* [Exercise data]
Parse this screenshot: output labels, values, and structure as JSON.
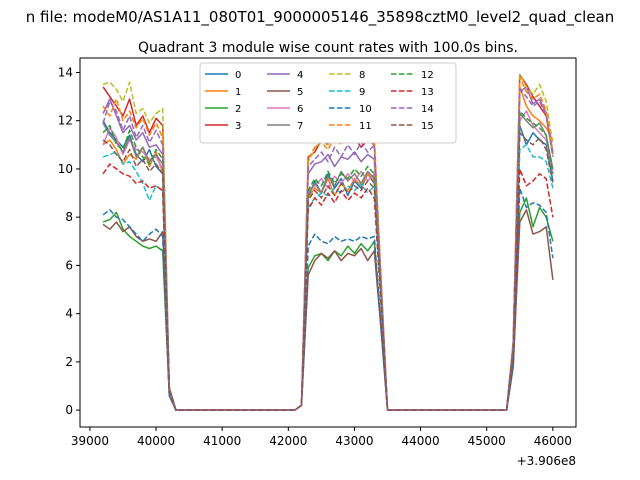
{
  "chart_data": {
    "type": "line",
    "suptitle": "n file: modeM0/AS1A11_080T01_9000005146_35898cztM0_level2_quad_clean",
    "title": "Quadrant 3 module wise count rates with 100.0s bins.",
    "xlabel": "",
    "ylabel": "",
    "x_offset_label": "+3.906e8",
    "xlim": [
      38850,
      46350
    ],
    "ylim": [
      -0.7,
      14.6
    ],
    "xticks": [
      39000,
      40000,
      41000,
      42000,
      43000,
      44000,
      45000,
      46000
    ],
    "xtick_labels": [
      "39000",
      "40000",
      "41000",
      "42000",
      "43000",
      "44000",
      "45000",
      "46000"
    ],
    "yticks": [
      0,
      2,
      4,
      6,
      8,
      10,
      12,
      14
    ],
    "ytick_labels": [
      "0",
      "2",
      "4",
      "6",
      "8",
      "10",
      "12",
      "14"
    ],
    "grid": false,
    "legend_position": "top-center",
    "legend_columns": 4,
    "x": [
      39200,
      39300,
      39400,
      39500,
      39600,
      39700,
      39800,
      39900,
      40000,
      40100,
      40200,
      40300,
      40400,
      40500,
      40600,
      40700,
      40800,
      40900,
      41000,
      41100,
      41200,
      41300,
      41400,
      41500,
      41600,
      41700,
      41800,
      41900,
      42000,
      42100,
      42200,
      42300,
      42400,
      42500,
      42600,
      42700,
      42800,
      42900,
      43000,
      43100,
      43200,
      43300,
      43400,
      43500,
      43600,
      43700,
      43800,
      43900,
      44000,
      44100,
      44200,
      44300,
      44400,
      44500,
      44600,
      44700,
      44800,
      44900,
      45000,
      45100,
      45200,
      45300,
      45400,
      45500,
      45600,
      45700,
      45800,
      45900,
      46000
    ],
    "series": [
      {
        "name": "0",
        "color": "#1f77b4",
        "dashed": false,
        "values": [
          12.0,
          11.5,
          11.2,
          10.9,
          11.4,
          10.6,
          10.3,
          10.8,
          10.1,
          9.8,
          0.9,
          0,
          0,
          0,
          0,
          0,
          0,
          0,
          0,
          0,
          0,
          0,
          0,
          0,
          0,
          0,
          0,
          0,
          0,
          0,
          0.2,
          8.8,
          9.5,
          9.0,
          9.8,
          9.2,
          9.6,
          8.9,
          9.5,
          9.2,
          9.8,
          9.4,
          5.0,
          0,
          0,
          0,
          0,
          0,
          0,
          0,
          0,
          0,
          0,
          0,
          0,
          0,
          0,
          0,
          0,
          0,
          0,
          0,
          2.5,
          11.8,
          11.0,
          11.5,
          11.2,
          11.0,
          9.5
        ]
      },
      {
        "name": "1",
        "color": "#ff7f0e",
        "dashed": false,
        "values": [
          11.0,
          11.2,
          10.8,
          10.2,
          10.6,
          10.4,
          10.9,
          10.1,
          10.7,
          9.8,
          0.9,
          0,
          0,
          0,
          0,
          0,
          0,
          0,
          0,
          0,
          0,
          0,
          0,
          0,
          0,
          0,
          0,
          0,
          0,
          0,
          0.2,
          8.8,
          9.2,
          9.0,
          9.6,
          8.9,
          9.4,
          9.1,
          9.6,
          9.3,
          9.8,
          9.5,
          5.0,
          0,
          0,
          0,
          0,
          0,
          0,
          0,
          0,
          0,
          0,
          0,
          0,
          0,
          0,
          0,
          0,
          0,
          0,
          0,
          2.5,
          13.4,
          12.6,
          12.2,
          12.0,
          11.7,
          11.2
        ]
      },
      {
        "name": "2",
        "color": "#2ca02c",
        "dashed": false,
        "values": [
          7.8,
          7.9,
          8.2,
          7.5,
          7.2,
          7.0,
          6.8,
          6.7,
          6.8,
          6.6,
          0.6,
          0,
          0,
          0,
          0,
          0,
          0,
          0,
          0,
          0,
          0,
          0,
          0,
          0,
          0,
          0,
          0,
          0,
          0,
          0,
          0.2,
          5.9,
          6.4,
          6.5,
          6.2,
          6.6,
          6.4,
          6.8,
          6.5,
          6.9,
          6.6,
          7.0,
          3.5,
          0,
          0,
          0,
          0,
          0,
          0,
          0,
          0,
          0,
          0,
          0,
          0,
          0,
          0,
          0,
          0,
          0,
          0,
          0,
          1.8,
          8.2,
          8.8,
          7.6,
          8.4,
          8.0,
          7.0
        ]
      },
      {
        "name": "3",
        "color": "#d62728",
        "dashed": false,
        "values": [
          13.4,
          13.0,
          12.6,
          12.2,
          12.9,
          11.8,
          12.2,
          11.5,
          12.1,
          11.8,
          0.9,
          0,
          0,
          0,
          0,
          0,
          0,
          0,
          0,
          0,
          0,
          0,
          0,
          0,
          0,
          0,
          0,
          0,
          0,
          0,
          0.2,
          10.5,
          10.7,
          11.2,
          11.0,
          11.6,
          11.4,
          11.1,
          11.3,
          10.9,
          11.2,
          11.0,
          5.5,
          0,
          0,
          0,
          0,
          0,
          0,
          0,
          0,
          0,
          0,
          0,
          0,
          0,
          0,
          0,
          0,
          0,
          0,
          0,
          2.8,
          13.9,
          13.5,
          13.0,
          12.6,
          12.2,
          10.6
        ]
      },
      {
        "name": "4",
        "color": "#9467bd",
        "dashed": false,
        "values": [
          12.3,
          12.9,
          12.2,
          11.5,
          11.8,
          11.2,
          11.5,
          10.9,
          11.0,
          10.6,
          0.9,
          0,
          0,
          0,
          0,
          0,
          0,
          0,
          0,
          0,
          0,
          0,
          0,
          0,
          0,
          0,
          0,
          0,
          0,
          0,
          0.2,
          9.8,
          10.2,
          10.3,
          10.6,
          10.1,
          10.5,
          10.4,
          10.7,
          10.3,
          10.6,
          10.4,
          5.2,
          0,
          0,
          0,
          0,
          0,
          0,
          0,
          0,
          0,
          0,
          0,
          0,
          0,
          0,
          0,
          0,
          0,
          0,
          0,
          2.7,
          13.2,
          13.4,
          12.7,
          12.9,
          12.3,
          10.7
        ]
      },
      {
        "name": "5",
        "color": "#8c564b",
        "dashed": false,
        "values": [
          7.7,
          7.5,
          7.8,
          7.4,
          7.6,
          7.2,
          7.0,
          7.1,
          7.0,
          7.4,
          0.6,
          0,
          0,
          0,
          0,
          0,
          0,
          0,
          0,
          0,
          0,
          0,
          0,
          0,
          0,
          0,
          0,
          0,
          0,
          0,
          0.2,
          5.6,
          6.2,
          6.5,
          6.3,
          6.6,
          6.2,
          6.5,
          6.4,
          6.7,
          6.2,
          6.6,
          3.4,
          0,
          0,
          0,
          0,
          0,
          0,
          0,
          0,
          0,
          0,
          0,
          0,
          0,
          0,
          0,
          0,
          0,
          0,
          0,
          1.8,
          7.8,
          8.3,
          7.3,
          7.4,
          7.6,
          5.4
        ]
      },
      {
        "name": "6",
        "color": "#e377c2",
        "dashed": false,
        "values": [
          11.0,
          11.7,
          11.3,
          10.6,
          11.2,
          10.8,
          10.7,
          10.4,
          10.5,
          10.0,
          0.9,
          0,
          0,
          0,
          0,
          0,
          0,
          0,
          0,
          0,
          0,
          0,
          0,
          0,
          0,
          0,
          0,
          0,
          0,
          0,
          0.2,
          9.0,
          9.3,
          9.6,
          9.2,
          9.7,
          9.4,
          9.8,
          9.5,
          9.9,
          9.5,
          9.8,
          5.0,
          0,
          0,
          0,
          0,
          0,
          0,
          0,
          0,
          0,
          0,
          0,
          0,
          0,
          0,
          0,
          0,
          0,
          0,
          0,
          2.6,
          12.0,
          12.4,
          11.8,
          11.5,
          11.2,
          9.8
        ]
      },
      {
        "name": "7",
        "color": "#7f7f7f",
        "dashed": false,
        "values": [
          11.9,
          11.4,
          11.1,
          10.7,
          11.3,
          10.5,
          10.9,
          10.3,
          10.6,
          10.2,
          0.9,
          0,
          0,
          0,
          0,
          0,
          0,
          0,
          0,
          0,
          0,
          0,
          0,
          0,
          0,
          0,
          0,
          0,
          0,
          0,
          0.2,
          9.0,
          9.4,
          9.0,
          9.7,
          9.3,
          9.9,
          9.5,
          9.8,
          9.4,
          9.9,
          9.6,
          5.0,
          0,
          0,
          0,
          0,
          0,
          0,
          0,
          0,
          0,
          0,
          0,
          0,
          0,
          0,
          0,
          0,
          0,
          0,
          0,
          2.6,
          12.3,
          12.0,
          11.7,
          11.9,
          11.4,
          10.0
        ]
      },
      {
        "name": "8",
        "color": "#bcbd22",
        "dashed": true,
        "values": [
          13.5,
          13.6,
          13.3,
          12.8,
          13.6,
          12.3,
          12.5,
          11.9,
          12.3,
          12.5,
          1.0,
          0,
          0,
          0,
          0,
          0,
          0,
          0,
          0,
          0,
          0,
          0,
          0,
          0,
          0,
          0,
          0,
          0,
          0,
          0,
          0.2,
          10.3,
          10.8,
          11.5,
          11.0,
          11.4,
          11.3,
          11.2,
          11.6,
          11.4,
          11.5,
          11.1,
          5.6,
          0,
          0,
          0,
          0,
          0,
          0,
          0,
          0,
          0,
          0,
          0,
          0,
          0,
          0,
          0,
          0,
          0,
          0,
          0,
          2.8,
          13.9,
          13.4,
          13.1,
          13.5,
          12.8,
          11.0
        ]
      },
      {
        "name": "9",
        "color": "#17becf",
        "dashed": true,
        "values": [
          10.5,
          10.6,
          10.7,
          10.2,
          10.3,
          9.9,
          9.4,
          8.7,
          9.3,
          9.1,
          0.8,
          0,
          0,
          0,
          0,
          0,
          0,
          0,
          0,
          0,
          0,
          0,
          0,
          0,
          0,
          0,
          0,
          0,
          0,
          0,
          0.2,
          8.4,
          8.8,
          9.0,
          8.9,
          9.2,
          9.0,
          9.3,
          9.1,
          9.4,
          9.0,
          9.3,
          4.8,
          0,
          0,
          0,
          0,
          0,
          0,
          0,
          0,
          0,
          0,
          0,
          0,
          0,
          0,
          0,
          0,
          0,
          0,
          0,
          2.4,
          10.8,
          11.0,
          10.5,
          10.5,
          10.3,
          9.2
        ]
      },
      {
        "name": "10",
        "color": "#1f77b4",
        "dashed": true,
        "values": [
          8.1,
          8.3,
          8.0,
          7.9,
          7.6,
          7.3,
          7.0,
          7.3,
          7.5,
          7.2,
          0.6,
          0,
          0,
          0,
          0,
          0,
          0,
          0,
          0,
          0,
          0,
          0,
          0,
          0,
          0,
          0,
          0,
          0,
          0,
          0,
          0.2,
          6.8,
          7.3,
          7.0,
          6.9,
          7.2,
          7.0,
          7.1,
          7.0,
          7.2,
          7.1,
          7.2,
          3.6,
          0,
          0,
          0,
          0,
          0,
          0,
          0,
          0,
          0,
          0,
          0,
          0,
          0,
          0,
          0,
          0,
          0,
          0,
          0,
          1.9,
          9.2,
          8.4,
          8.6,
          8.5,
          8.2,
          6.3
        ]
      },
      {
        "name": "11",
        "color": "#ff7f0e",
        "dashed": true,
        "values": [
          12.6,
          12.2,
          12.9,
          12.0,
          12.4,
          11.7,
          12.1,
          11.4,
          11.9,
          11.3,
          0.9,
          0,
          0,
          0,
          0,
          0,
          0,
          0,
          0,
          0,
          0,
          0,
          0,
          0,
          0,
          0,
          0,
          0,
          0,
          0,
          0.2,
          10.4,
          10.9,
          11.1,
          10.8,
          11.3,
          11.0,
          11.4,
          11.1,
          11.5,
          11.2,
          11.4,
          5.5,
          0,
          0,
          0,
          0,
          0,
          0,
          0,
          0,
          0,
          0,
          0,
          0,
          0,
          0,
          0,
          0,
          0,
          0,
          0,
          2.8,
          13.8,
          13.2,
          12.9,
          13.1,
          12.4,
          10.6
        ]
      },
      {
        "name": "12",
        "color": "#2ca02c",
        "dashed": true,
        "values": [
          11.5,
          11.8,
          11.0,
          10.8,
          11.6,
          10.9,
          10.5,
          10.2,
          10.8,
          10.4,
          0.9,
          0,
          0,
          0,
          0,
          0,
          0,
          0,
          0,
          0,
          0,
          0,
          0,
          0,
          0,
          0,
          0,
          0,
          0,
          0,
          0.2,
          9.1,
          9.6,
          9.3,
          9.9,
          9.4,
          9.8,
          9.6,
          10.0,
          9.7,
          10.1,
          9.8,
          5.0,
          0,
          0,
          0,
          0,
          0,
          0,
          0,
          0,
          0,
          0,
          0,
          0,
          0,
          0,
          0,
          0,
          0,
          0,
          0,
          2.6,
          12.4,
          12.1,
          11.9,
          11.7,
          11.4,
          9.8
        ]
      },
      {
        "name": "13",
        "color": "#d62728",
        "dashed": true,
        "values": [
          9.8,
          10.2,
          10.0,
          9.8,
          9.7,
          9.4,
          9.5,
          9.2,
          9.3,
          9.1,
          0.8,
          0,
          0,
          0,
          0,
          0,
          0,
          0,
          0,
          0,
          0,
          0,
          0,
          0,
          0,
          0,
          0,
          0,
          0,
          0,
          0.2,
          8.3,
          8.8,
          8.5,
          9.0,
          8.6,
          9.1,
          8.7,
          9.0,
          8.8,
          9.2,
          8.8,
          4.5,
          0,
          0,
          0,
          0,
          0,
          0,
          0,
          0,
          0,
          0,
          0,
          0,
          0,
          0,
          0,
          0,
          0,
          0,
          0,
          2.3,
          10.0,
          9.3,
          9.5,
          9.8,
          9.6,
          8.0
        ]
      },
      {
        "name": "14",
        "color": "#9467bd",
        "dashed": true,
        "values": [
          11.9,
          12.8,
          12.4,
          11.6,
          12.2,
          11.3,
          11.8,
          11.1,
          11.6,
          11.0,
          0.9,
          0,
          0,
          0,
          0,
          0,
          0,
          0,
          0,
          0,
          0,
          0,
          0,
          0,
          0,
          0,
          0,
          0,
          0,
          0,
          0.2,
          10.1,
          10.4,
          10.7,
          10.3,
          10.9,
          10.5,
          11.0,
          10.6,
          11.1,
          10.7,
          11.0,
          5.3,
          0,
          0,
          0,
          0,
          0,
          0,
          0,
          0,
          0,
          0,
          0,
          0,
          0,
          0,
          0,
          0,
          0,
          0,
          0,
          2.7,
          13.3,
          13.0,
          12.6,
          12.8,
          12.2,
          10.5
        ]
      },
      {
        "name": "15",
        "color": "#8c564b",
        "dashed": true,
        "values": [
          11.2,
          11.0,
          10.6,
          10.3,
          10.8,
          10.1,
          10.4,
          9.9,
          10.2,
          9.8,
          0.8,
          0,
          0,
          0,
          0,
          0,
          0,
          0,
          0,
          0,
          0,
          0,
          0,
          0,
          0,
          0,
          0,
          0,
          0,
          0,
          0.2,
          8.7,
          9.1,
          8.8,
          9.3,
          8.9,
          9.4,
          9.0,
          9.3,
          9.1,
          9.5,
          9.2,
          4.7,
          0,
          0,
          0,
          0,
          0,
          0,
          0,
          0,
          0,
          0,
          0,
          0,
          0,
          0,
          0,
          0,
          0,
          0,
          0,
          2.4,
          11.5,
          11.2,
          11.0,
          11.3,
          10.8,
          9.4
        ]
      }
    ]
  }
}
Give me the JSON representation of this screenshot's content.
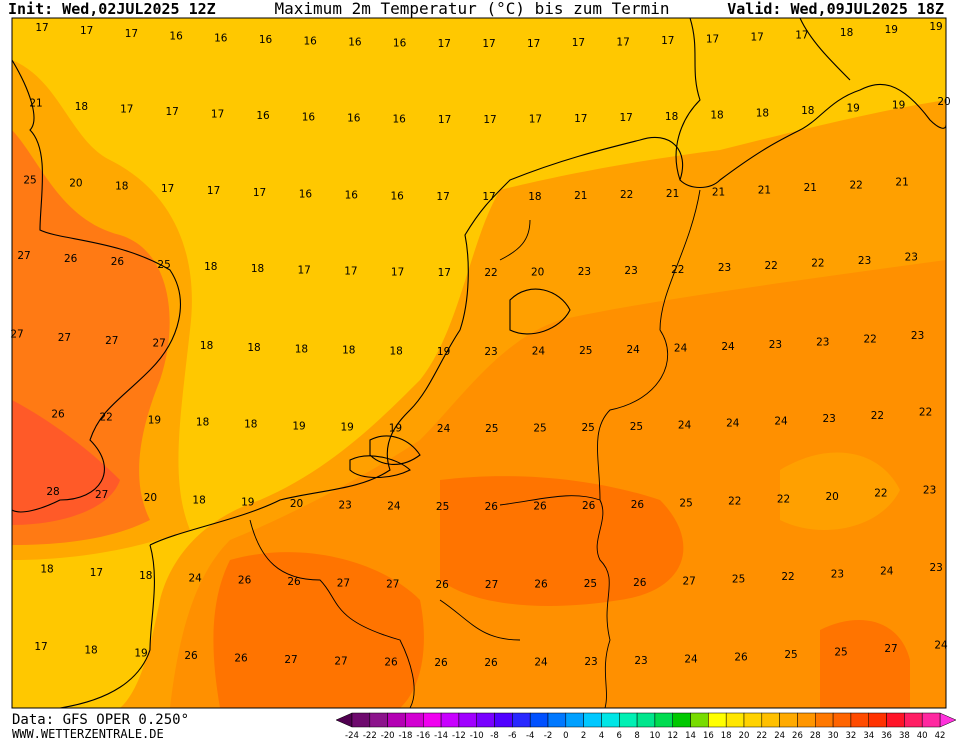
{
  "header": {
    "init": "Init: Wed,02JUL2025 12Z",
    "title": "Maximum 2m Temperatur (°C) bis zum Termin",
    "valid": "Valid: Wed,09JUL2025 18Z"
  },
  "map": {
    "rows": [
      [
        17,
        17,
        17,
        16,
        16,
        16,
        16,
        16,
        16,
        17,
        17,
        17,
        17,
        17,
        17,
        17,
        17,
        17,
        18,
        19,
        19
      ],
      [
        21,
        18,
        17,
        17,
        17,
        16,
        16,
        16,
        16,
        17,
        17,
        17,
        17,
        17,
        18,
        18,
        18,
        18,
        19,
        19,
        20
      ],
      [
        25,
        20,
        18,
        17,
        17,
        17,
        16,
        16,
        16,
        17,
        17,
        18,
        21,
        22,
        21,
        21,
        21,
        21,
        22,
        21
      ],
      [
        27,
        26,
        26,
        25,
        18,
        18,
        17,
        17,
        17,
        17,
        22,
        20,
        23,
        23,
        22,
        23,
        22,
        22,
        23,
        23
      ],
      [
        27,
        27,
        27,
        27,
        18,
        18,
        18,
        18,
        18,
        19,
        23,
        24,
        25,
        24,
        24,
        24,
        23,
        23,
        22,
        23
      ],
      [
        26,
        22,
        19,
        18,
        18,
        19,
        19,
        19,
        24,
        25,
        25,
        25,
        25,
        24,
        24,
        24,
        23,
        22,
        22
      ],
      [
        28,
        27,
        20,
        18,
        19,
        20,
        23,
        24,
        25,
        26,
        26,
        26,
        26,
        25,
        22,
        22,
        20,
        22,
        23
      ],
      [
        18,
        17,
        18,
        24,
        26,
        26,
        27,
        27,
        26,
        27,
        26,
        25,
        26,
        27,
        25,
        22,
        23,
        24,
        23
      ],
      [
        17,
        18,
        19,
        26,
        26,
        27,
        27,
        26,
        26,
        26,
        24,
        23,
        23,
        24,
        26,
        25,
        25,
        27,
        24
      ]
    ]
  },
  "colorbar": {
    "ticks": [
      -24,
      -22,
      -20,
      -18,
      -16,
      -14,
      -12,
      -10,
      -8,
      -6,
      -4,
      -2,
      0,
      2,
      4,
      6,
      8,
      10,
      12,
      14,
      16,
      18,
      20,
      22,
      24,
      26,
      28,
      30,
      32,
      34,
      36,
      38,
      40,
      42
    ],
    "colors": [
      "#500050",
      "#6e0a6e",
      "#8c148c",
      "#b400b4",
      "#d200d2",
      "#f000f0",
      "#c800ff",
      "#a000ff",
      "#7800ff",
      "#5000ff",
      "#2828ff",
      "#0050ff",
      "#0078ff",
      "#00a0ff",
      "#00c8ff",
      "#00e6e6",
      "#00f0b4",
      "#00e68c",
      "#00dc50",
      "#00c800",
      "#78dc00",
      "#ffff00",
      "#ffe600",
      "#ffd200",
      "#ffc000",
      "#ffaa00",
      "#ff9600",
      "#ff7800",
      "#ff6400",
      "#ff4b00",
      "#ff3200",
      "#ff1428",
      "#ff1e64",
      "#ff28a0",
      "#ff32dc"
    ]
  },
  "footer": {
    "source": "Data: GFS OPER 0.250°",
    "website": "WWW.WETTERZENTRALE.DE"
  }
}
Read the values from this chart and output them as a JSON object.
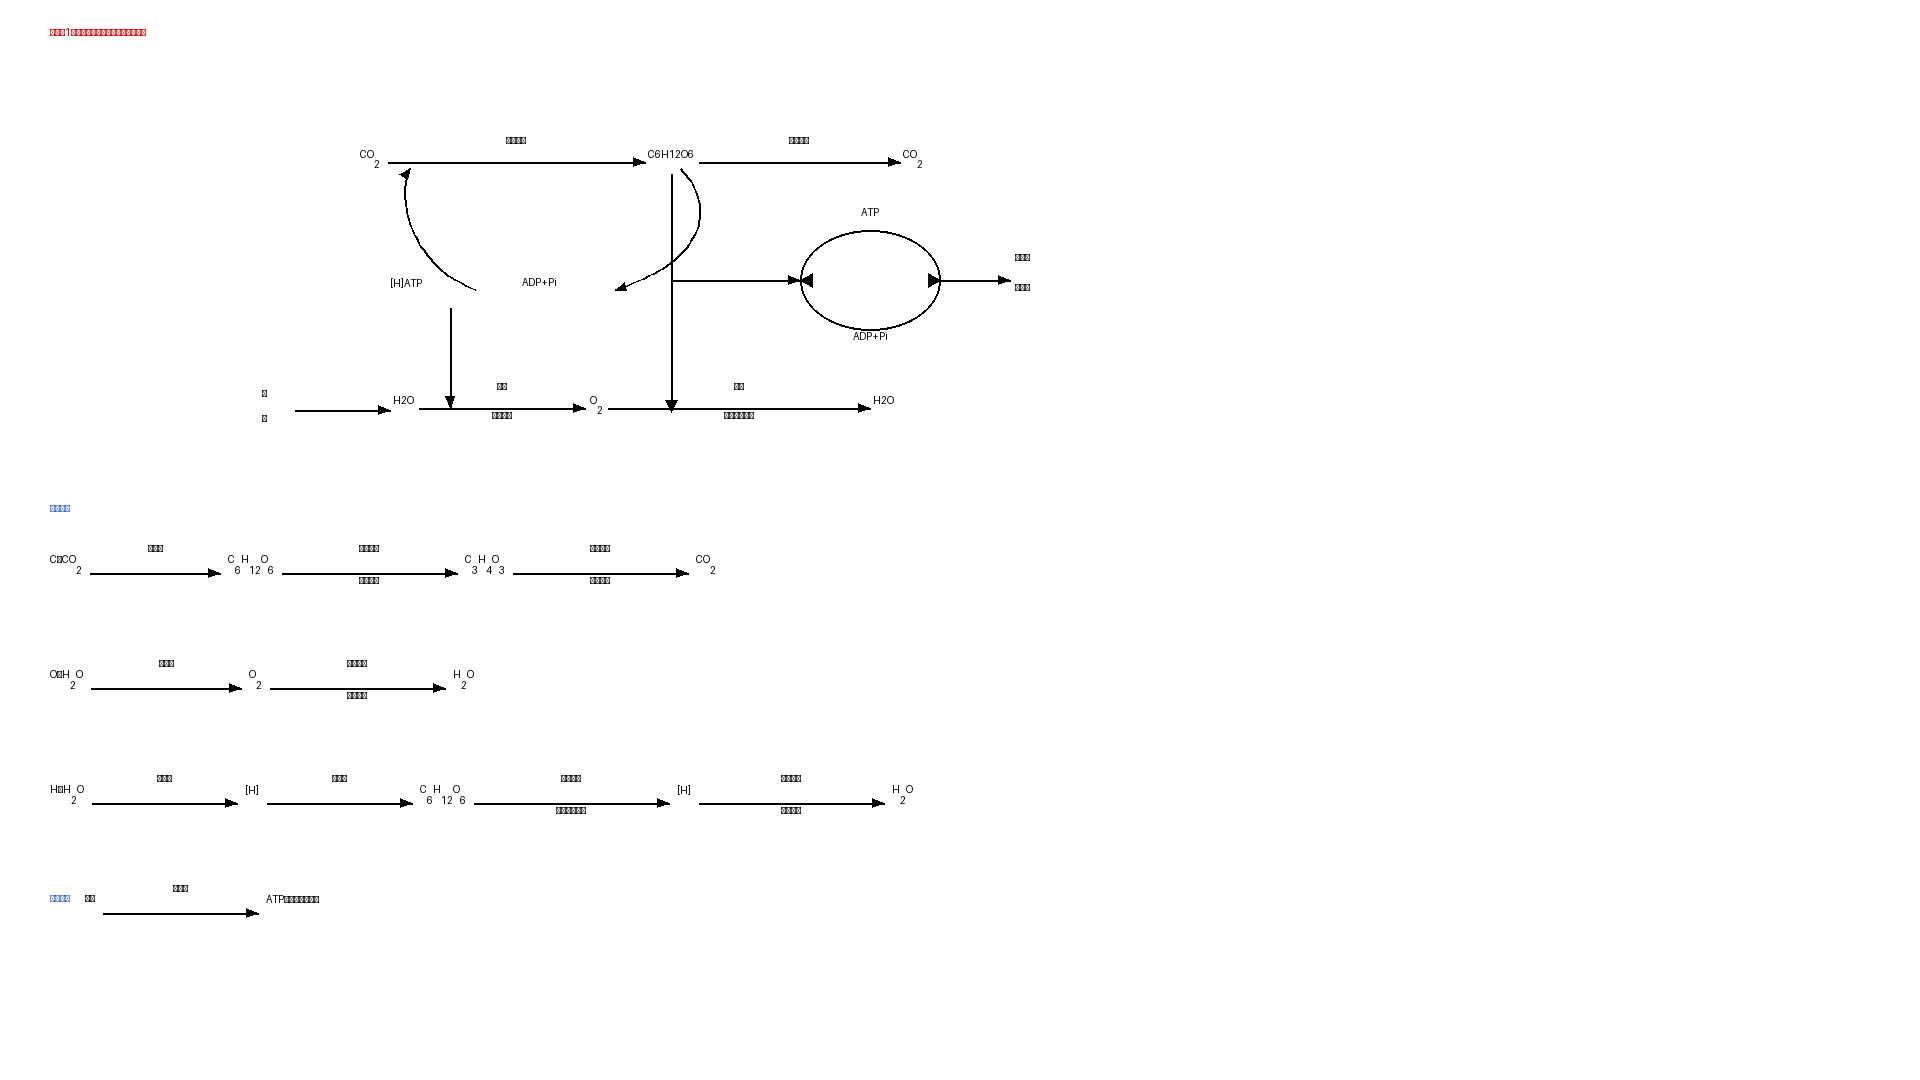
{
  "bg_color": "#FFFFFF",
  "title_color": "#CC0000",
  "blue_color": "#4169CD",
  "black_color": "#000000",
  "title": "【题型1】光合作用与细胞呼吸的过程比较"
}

* [Objective] Search the entries for the string "output" and collect each line that has it.

* [Solution below]
Parse this screenshot: output labels, values, and structure as JSON.
Read the values from this chart and output them as a JSON object.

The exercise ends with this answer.